» **GOAL**: Put the lines of every record into a numbered list, leaving out any blank lines.

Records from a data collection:
------------------------------------

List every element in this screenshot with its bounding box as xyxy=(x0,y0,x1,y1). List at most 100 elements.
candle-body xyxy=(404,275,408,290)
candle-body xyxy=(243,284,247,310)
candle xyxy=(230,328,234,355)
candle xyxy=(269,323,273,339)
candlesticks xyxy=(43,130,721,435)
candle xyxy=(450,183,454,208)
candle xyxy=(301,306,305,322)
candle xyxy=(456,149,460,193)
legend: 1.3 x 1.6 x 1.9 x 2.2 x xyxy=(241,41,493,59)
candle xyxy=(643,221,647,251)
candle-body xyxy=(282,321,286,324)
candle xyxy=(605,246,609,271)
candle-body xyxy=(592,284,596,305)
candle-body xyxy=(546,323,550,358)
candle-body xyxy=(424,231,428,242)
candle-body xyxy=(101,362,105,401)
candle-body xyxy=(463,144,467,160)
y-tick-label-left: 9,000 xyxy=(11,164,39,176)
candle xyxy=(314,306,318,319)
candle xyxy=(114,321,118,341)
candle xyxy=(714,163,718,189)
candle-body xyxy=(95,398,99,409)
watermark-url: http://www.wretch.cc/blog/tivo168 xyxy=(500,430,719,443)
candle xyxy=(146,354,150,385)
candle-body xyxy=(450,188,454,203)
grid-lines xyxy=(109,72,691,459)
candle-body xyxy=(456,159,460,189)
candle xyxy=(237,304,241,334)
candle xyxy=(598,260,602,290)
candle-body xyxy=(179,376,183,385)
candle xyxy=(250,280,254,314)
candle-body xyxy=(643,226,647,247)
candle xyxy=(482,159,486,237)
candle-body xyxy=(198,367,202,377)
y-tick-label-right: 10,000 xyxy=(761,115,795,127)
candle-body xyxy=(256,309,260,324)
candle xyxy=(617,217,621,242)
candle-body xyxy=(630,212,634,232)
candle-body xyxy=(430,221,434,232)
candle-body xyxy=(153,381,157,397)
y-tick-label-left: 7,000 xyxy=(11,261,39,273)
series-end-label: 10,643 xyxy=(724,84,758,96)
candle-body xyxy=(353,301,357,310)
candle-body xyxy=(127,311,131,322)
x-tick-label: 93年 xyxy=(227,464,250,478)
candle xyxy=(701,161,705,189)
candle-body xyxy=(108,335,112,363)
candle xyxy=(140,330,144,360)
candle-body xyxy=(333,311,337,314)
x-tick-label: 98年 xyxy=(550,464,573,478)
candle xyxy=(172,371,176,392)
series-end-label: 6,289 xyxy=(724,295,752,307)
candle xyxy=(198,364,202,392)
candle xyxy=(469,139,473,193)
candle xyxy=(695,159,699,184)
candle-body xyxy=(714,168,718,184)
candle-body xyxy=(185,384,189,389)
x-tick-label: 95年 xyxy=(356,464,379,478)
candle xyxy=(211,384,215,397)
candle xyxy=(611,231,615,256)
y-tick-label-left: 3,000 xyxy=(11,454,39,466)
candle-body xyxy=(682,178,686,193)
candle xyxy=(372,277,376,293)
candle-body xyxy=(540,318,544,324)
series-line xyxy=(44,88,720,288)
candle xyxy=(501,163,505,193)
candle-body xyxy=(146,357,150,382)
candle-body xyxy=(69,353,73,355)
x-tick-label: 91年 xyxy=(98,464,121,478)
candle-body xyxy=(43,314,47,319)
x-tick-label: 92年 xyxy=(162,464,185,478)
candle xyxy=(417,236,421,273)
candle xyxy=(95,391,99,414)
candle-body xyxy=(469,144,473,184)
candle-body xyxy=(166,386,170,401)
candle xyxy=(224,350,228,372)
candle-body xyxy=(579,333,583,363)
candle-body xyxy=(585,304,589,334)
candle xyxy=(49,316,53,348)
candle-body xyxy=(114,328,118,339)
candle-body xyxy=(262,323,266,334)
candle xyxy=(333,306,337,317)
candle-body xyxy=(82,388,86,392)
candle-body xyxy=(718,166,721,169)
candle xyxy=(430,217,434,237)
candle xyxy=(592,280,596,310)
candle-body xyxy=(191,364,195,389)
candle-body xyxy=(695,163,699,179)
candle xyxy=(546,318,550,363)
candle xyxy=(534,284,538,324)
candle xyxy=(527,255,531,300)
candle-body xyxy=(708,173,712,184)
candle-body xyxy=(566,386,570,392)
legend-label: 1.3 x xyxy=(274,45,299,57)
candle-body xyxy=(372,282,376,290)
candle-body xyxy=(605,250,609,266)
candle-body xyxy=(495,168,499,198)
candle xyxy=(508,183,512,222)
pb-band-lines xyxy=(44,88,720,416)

------------------------------------

» **THE SOLUTION**:
1. List every element in this screenshot with its bounding box as xyxy=(x0,y0,x1,y1). List at most 100 elements.
2. candle-body xyxy=(404,275,408,290)
3. candle-body xyxy=(243,284,247,310)
4. candle xyxy=(230,328,234,355)
5. candle xyxy=(269,323,273,339)
6. candlesticks xyxy=(43,130,721,435)
7. candle xyxy=(450,183,454,208)
8. candle xyxy=(301,306,305,322)
9. candle xyxy=(456,149,460,193)
10. legend: 1.3 x 1.6 x 1.9 x 2.2 x xyxy=(241,41,493,59)
11. candle xyxy=(643,221,647,251)
12. candle-body xyxy=(282,321,286,324)
13. candle xyxy=(605,246,609,271)
14. candle-body xyxy=(592,284,596,305)
15. candle-body xyxy=(546,323,550,358)
16. candle-body xyxy=(424,231,428,242)
17. candle-body xyxy=(101,362,105,401)
18. candle-body xyxy=(463,144,467,160)
19. y-tick-label-left: 9,000 xyxy=(11,164,39,176)
20. candle xyxy=(314,306,318,319)
21. candle xyxy=(114,321,118,341)
22. candle xyxy=(714,163,718,189)
23. candle-body xyxy=(95,398,99,409)
24. watermark-url: http://www.wretch.cc/blog/tivo168 xyxy=(500,430,719,443)
25. candle xyxy=(146,354,150,385)
26. candle-body xyxy=(450,188,454,203)
27. grid-lines xyxy=(109,72,691,459)
28. candle-body xyxy=(456,159,460,189)
29. candle xyxy=(237,304,241,334)
30. candle xyxy=(598,260,602,290)
31. candle-body xyxy=(179,376,183,385)
32. candle xyxy=(250,280,254,314)
33. candle-body xyxy=(643,226,647,247)
34. candle xyxy=(482,159,486,237)
35. candle-body xyxy=(198,367,202,377)
36. y-tick-label-right: 10,000 xyxy=(761,115,795,127)
37. candle-body xyxy=(256,309,260,324)
38. candle xyxy=(617,217,621,242)
39. candle-body xyxy=(630,212,634,232)
40. candle-body xyxy=(430,221,434,232)
41. candle-body xyxy=(153,381,157,397)
42. y-tick-label-left: 7,000 xyxy=(11,261,39,273)
43. series-end-label: 10,643 xyxy=(724,84,758,96)
44. candle-body xyxy=(353,301,357,310)
45. candle-body xyxy=(127,311,131,322)
46. x-tick-label: 93年 xyxy=(227,464,250,478)
47. candle xyxy=(701,161,705,189)
48. candle-body xyxy=(108,335,112,363)
49. candle xyxy=(140,330,144,360)
50. candle-body xyxy=(333,311,337,314)
51. x-tick-label: 98年 xyxy=(550,464,573,478)
52. candle xyxy=(172,371,176,392)
53. series-end-label: 6,289 xyxy=(724,295,752,307)
54. candle xyxy=(198,364,202,392)
55. candle xyxy=(469,139,473,193)
56. candle xyxy=(695,159,699,184)
57. candle-body xyxy=(714,168,718,184)
58. candle-body xyxy=(185,384,189,389)
59. x-tick-label: 95年 xyxy=(356,464,379,478)
60. candle xyxy=(211,384,215,397)
61. candle xyxy=(611,231,615,256)
62. y-tick-label-left: 3,000 xyxy=(11,454,39,466)
63. candle-body xyxy=(682,178,686,193)
64. candle xyxy=(372,277,376,293)
65. candle-body xyxy=(540,318,544,324)
66. series-line xyxy=(44,88,720,288)
67. candle xyxy=(501,163,505,193)
68. candle-body xyxy=(146,357,150,382)
69. candle-body xyxy=(69,353,73,355)
70. x-tick-label: 91年 xyxy=(98,464,121,478)
71. candle-body xyxy=(43,314,47,319)
72. x-tick-label: 92年 xyxy=(162,464,185,478)
73. candle xyxy=(417,236,421,273)
74. candle xyxy=(95,391,99,414)
75. candle-body xyxy=(469,144,473,184)
76. candle-body xyxy=(166,386,170,401)
77. candle xyxy=(224,350,228,372)
78. candle-body xyxy=(579,333,583,363)
79. candle-body xyxy=(585,304,589,334)
80. candle xyxy=(49,316,53,348)
81. candle-body xyxy=(114,328,118,339)
82. candle-body xyxy=(262,323,266,334)
83. candle xyxy=(333,306,337,317)
84. candle-body xyxy=(82,388,86,392)
85. candle-body xyxy=(718,166,721,169)
86. candle xyxy=(430,217,434,237)
87. candle xyxy=(592,280,596,310)
88. candle-body xyxy=(191,364,195,389)
89. candle-body xyxy=(695,163,699,179)
90. candle xyxy=(546,318,550,363)
91. candle xyxy=(534,284,538,324)
92. candle xyxy=(527,255,531,300)
93. candle-body xyxy=(708,173,712,184)
94. candle-body xyxy=(566,386,570,392)
95. legend-label: 1.3 x xyxy=(274,45,299,57)
96. candle-body xyxy=(372,282,376,290)
97. candle-body xyxy=(605,250,609,266)
98. candle-body xyxy=(495,168,499,198)
99. candle xyxy=(508,183,512,222)
100. pb-band-lines xyxy=(44,88,720,416)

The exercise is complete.